Exercise objective: Copy each line that holds "رواه".

Stored items from a collection:
--

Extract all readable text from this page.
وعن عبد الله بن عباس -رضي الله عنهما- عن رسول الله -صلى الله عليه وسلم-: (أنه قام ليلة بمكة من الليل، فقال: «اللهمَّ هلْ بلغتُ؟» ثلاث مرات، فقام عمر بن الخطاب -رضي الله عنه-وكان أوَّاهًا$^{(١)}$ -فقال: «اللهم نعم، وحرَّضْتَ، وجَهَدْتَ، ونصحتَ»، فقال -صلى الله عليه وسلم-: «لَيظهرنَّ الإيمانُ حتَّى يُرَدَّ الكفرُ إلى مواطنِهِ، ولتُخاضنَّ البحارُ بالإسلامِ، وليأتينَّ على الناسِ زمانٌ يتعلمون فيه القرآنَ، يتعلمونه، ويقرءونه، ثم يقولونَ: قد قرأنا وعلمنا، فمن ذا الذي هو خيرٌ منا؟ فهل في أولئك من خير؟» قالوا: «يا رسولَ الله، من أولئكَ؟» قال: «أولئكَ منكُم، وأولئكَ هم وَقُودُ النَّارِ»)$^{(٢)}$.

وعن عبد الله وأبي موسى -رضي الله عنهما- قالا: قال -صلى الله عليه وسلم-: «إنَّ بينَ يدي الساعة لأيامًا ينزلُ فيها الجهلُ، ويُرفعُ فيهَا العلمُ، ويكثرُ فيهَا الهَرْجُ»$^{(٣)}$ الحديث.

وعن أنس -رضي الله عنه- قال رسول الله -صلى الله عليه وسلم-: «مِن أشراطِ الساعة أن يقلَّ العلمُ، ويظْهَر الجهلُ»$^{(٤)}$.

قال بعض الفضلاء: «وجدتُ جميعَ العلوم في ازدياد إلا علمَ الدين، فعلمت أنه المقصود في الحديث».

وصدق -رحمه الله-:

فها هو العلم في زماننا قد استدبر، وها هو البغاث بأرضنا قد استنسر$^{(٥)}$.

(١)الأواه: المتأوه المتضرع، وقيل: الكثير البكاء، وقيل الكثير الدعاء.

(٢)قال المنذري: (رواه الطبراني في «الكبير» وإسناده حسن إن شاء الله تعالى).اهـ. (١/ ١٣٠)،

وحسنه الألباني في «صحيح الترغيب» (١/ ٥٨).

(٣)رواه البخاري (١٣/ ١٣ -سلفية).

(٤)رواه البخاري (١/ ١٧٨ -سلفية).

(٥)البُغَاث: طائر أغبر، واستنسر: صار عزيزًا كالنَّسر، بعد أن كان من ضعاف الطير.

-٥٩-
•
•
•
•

--

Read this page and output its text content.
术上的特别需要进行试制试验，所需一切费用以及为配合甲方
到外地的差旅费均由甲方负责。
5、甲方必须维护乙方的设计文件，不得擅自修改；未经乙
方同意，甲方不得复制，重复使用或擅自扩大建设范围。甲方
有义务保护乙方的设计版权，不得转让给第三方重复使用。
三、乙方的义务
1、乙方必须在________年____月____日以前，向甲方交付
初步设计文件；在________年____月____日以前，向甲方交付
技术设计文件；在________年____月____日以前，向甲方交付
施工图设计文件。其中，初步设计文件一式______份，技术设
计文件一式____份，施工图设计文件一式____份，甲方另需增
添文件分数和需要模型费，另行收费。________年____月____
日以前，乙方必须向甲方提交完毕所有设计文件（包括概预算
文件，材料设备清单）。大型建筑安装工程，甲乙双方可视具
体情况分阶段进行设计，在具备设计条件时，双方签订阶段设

--

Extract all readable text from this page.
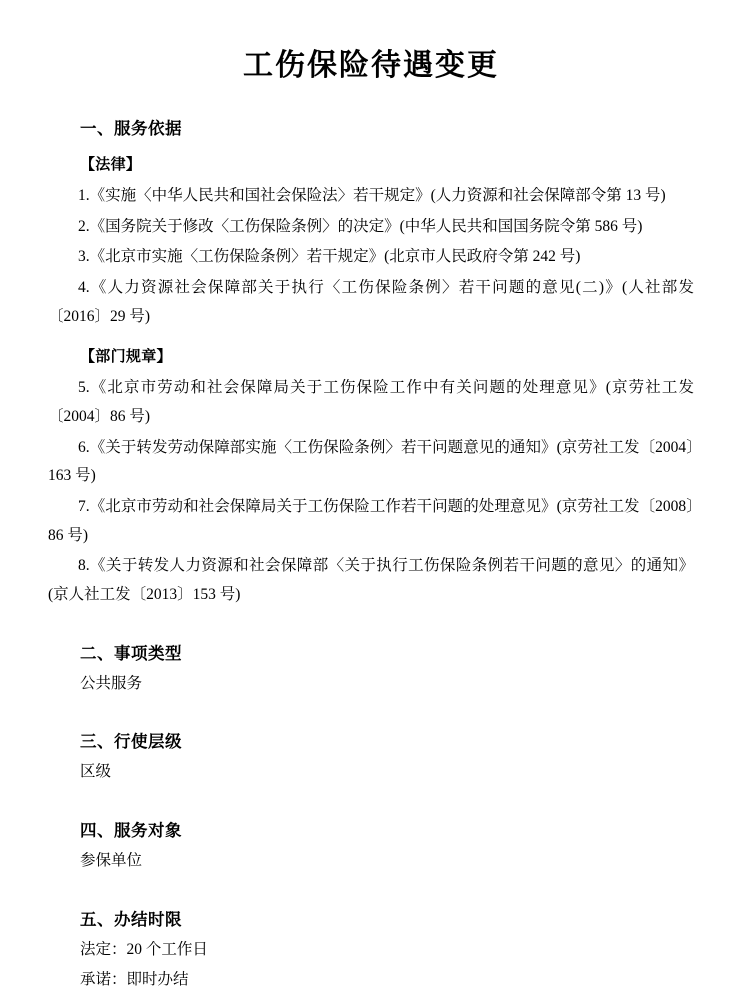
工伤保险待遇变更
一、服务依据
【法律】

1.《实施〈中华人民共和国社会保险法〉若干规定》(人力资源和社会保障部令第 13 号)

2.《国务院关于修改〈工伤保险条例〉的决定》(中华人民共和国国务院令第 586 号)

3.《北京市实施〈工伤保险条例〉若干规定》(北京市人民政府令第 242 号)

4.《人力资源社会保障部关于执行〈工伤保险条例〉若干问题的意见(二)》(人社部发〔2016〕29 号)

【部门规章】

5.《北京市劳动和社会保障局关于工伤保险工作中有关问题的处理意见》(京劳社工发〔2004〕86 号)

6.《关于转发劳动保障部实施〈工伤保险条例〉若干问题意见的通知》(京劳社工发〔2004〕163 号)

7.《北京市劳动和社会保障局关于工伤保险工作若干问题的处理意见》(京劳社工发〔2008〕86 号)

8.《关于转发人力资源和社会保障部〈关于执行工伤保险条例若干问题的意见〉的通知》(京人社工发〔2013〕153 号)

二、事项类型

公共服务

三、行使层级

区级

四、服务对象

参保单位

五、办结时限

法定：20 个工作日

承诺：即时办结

--

Task result:
(٢)قال المنذري: (رواه الطبراني في «الكبير» وإسناده حسن إن شاء الله تعالى).اهـ. (١/ ١٣٠)،
(٣)رواه البخاري (١٣/ ١٣ -سلفية).
(٤)رواه البخاري (١/ ١٧٨ -سلفية).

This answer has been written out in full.